Data listing:
########
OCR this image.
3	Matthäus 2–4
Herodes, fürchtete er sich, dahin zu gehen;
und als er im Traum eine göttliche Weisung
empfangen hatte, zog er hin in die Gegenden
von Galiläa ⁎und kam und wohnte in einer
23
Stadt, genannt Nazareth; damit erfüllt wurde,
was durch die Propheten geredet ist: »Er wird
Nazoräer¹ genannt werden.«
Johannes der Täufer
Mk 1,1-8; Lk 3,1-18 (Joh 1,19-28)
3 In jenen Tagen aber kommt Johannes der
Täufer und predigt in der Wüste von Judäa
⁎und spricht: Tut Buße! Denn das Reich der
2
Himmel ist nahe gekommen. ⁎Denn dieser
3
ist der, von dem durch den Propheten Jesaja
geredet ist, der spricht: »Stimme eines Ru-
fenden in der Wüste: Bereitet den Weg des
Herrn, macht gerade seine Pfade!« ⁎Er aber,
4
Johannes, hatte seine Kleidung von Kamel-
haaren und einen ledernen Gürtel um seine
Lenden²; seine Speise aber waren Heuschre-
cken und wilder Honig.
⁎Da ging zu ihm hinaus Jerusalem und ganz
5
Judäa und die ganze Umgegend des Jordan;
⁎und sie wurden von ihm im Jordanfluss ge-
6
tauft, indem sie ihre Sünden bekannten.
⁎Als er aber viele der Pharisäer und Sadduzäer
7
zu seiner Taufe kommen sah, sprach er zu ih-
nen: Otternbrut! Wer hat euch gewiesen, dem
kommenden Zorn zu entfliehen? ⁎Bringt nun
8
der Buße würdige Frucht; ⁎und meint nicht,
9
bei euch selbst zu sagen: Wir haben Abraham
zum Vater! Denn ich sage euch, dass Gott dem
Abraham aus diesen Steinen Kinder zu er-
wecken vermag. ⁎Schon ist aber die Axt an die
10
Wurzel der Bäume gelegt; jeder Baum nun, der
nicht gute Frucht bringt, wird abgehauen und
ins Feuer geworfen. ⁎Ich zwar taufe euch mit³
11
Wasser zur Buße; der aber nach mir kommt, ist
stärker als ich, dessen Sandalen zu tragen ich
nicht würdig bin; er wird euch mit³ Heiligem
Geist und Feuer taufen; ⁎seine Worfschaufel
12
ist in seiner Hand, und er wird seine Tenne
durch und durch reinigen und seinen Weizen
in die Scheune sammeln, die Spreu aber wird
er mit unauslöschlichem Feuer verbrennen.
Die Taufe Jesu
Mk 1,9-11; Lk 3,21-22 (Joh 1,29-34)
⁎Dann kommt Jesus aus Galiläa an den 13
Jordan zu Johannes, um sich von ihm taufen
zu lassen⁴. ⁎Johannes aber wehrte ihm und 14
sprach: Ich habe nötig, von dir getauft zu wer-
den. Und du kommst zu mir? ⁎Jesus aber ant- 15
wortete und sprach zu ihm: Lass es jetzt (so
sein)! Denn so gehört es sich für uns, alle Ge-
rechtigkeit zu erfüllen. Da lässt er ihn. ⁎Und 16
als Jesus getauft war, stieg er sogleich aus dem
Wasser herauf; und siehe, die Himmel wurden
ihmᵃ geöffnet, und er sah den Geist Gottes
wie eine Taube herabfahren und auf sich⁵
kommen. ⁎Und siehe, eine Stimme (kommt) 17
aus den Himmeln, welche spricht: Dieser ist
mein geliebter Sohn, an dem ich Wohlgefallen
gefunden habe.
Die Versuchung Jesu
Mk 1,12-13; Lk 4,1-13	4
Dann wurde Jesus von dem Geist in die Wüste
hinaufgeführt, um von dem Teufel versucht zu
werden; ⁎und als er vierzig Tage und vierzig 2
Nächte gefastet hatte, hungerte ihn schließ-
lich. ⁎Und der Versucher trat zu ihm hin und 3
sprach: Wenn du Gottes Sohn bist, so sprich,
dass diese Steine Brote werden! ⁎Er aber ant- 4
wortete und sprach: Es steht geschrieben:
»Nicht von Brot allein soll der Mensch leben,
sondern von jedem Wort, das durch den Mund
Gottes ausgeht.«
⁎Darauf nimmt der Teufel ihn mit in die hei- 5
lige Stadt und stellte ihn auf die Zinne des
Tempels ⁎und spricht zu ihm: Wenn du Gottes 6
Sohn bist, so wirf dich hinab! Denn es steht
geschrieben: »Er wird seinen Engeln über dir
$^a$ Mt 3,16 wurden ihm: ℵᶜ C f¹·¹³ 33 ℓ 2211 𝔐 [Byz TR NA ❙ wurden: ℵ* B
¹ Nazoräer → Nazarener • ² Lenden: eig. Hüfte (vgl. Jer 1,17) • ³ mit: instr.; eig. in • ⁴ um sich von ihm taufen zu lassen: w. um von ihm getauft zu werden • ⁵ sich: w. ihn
########
Task to carry out: Identify the lines above with the word "Frucht". Copy them.

Written answer:
der Buße würdige Frucht; ⁎und meint nicht,
nicht gute Frucht bringt, wird abgehauen und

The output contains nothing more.